= WHAT YOU NEED TO DO =
Repeat word for word the passage of the essay on anxiety below, from "This is happening for you, not to you." up to and including "quote comes in.".

= DOCUMENT TEXT =
■ ■ ■ ■ ■ ■ ■

This is happening for you, not to you.

As my many ones of readers know, I've been struggling with a lot of anxiety for the last six-to-twelve months to varying degrees of success. Embracing a "no gray days" policy was my first breakthrough, but casting a mediocre day as "good" has required some mental gymnastics that sometimes I'm just too tired to deal with.

Clearly I need more tools in my toolbelt, especially to help me with the "in the moment" stressors; which is where this quote comes in.

4 ! 2

I'm not 100% sure where I originally heard it from, but the phrase "this is happening for you, not to you" has become a bit of a mantra for me lately. It popped into my head during my morning meditation and has bolted itself onto my consciousness ever since.

I generally try to embrace the idea that the challenges we face in life are opportunities for personal growth—it's a perspective I'm working particularly hard to instill in my children—but it's not exactly a mindset that I was born and raised with.

As a former "smart kid," a growth mindset isn't something I naturally developed. Like many young nerds of my generation, you were either smart, or you weren't, and being smart meant being good at things without having to try; which, as you can imagine, creates an instinct to shy away from any potential failure.

■ ■ ■ ■ ■ ■ ■

= DATA EXCERPT =

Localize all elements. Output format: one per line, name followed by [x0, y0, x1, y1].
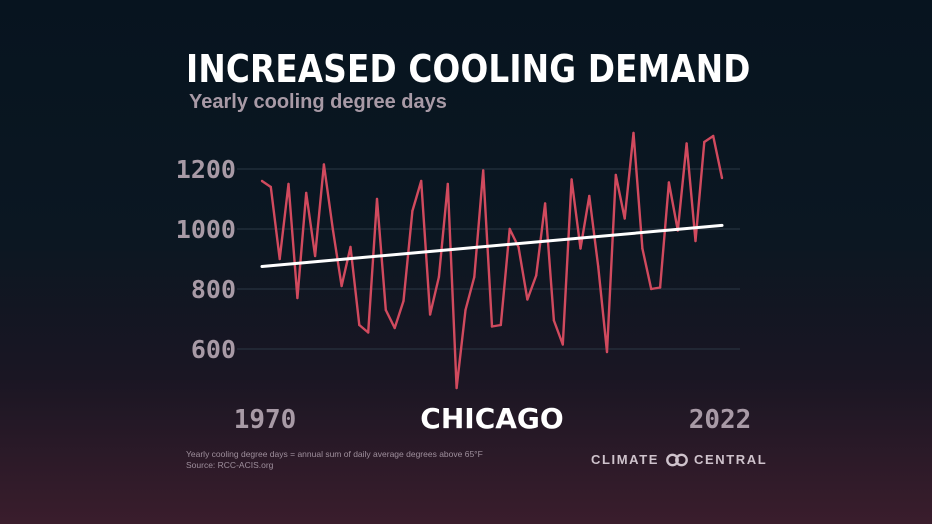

■ ■ ■ ■ ■ ■ ■

= PROBLEM SOLUTION =
This is happening for you, not to you.

As my many ones of readers know, I've been struggling with a lot of anxiety for the last six-to-twelve months to varying degrees of success. Embracing a "no gray days" policy was my first breakthrough, but casting a mediocre day as "good" has required some mental gymnastics that sometimes I'm just too tired to deal with.

Clearly I need more tools in my toolbelt, especially to help me with the "in the moment" stressors; which is where this quote comes in.